Records shown:

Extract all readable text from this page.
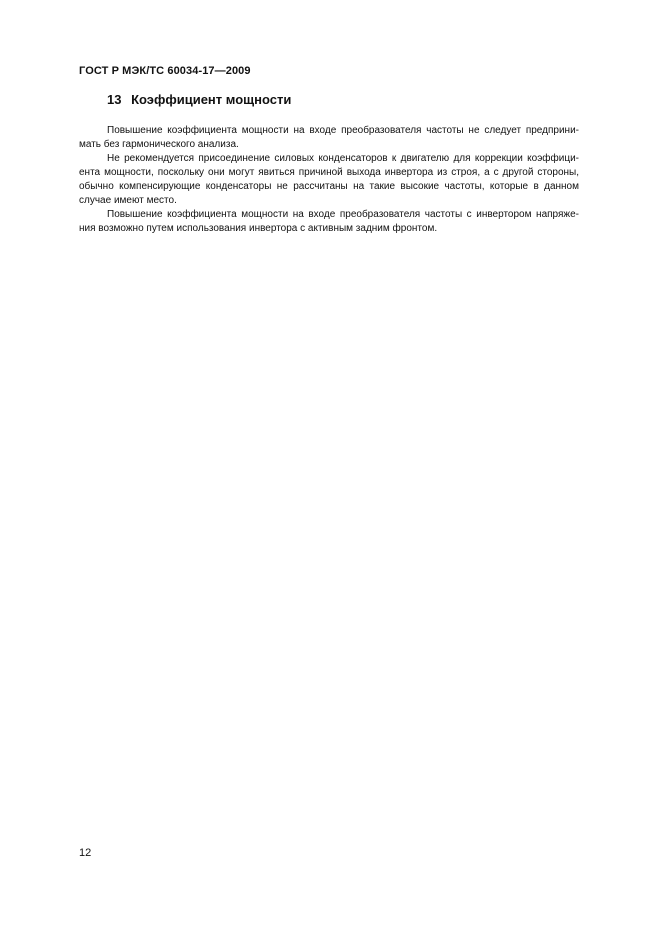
ГОСТ Р МЭК/ТС 60034-17—2009
13 Коэффициент мощности

Повышение коэффициента мощности на входе преобразователя частоты не следует предприни-мать без гармонического анализа.

Не рекомендуется присоединение силовых конденсаторов к двигателю для коррекции коэффици-ента мощности, поскольку они могут явиться причиной выхода инвертора из строя, а с другой стороны, обычно компенсирующие конденсаторы не рассчитаны на такие высокие частоты, которые в данном случае имеют место.

Повышение коэффициента мощности на входе преобразователя частоты с инвертором напряже-ния возможно путем использования инвертора с активным задним фронтом.

12
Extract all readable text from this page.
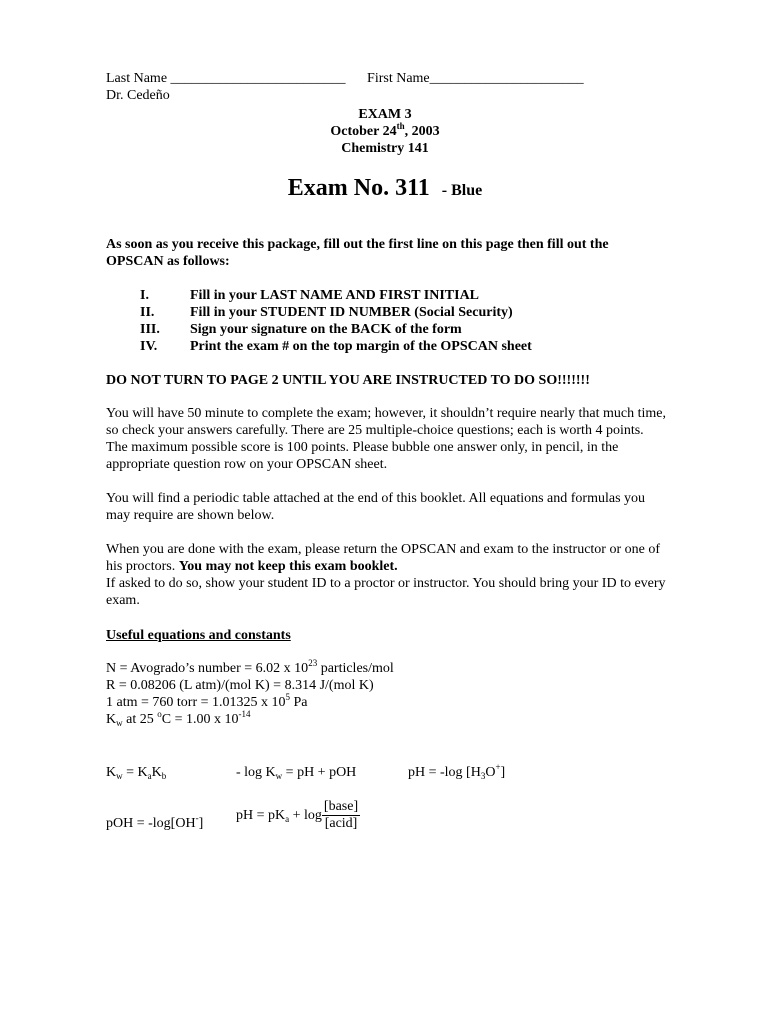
Last Name _________________________ First Name______________________
Dr. Cedeño
EXAM 3
October 24th, 2003
Chemistry 141
Exam No. 311 - Blue
As soon as you receive this package, fill out the first line on this page then fill out the OPSCAN as follows:
I.	Fill in your LAST NAME AND FIRST INITIAL
II.	Fill in your STUDENT ID NUMBER (Social Security)
III. Sign your signature on the BACK of the form
IV. Print the exam # on the top margin of the OPSCAN sheet
DO NOT TURN TO PAGE 2 UNTIL YOU ARE INSTRUCTED TO DO SO!!!!!!!
You will have 50 minute to complete the exam; however, it shouldn’t require nearly that much time, so check your answers carefully. There are 25 multiple-choice questions; each is worth 4 points. The maximum possible score is 100 points. Please bubble one answer only, in pencil, in the appropriate question row on your OPSCAN sheet.
You will find a periodic table attached at the end of this booklet. All equations and formulas you may require are shown below.
When you are done with the exam, please return the OPSCAN and exam to the instructor or one of his proctors. You may not keep this exam booklet.
If asked to do so, show your student ID to a proctor or instructor. You should bring your ID to every exam.
Useful equations and constants
N = Avogrado’s number = 6.02 x $10^{23}$ particles/mol
R = 0.08206 (L atm)/(mol K) = 8.314 J/(mol K)
1 atm = 760 torr = 1.01325 x $10^5$ Pa
$K_w$ at 25 $^o$C = 1.00 x $10^{-14}$
$K_w = K_aK_b$	- $\log K_w$ = pH + pOH	pH = -log $[H_3O^+]$
pOH = -log[OH-]
pH = $pK_a + \log \frac{\text{[base]}}{\text{[acid]}}$
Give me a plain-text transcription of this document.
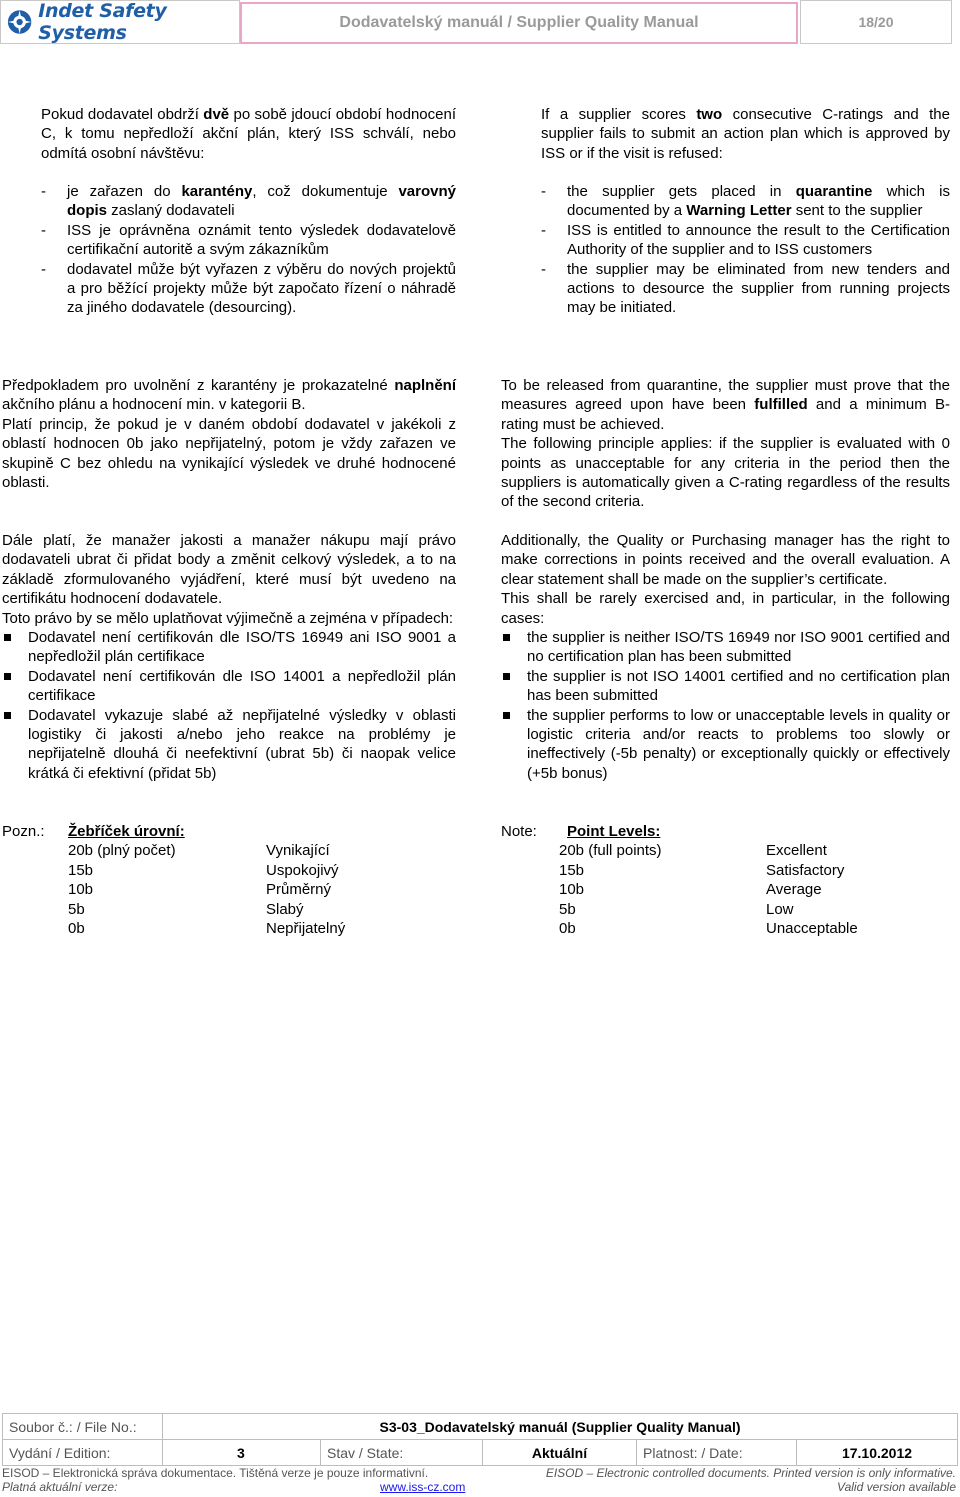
Indet Safety Systems	Dodavatelský manuál / Supplier Quality Manual	18/20
Pokud dodavatel obdrží dvě po sobě jdoucí období hodnocení C, k tomu nepředloží akční plán, který ISS schválí, nebo odmítá osobní návštěvu:
- je zařazen do karantény, což dokumentuje varovný dopis zaslaný dodavateli
- ISS je oprávněna oznámit tento výsledek dodavatelově certifikační autoritě a svým zákazníkům
- dodavatel může být vyřazen z výběru do nových projektů a pro běžící projekty může být započato řízení o náhradě za jiného dodavatele (desourcing).

Předpokladem pro uvolnění z karantény je prokazatelné naplnění akčního plánu a hodnocení min. v kategorii B.

Platí princip, že pokud je v daném období dodavatel v jakékoli z oblastí hodnocen 0b jako nepřijatelný, potom je vždy zařazen ve skupině C bez ohledu na vynikající výsledek ve druhé hodnocené oblasti.

Dále platí, že manažer jakosti a manažer nákupu mají právo dodavateli ubrat či přidat body a změnit celkový výsledek, a to na základě zformulovaného vyjádření, které musí být uvedeno na certifikátu hodnocení dodavatele.

Toto právo by se mělo uplatňovat výjimečně a zejména v případech:

Dodavatel není certifikován dle ISO/TS 16949 ani ISO 9001 a nepředložil plán certifikace
Dodavatel není certifikován dle ISO 14001 a nepředložil plán certifikace
Dodavatel vykazuje slabé až nepřijatelné výsledky v oblasti logistiky či jakosti a/nebo jeho reakce na problémy je nepřijatelně dlouhá či neefektivní (ubrat 5b) či naopak velice krátká či efektivní (přidat 5b)
Pozn.:	Žebříček úrovní:
20b (plný počet)	Vynikající
15b	Uspokojivý
10b	Průměrný
5b	Slabý
0b	Nepřijatelný
If a supplier scores two consecutive C-ratings and the supplier fails to submit an action plan which is approved by ISS or if the visit is refused:
- the supplier gets placed in quarantine which is documented by a Warning Letter sent to the supplier
- ISS is entitled to announce the result to the Certification Authority of the supplier and to ISS customers
- the supplier may be eliminated from new tenders and actions to desource the supplier from running projects may be initiated.

To be released from quarantine, the supplier must prove that the measures agreed upon have been fulfilled and a minimum B-rating must be achieved.

The following principle applies: if the supplier is evaluated with 0 points as unacceptable for any criteria in the period then the suppliers is automatically given a C-rating regardless of the results of the second criteria.

Additionally, the Quality or Purchasing manager has the right to make corrections in points received and the overall evaluation. A clear statement shall be made on the supplier’s certificate.

This shall be rarely exercised and, in particular, in the following cases:

the supplier is neither ISO/TS 16949 nor ISO 9001 certified and no certification plan has been submitted
the supplier is not ISO 14001 certified and no certification plan has been submitted
the supplier performs to low or unacceptable levels in quality or logistic criteria and/or reacts to problems too slowly or ineffectively (-5b penalty) or exceptionally quickly or effectively (+5b bonus)
Note:	Point Levels:
20b (full points)	Excellent
15b	Satisfactory
10b	Average
5b	Low
0b	Unacceptable
Soubor č.: / File No.:	S3-03_Dodavatelský manuál (Supplier Quality Manual)				
Vydání / Edition:	3	Stav / State:	Aktuální	Platnost: / Date:	17.10.2012
EISOD – Elektronická správa dokumentace. Tištěná verze je pouze informativní.	EISOD – Electronic controlled documents. Printed version is only informative.
Platná aktuální verze:	www.iss-cz.com	Valid version available
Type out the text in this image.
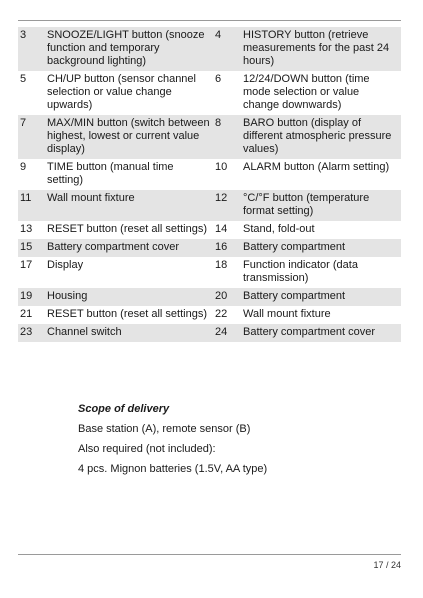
3	SNOOZE/LIGHT button (snooze function and temporary background lighting)	4	HISTORY button (retrieve measurements for the past 24 hours)
5	CH/UP button (sensor channel selection or value change upwards)	6	12/24/DOWN button (time mode selection or value change downwards)
7	MAX/MIN button (switch between highest, lowest or current value display)	8	BARO button (display of different atmospheric pressure values)
9	TIME button (manual time setting)	10	ALARM button (Alarm setting)
11	Wall mount fixture	12	°C/°F button (temperature format setting)
13	RESET button (reset all settings)	14	Stand, fold-out
15	Battery compartment cover	16	Battery compartment
17	Display	18	Function indicator (data transmission)
19	Housing	20	Battery compartment
21	RESET button (reset all settings)	22	Wall mount fixture
23	Channel switch	24	Battery compartment cover

Scope of delivery

Base station (A), remote sensor (B)

Also required (not included):

4 pcs. Mignon batteries (1.5V, AA type)

17 / 24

Task details: List each line of the entries that holds the string "přidat".

Task output:
Dále platí, že manažer jakosti a manažer nákupu mají právo dodavateli ubrat či přidat body a změnit celkový výsledek, a to na základě zformulovaného vyjádření, které musí být uvedeno na certifikátu hodnocení dodavatele.
Dodavatel vykazuje slabé až nepřijatelné výsledky v oblasti logistiky či jakosti a/nebo jeho reakce na problémy je nepřijatelně dlouhá či neefektivní (ubrat 5b) či naopak velice krátká či efektivní (přidat 5b)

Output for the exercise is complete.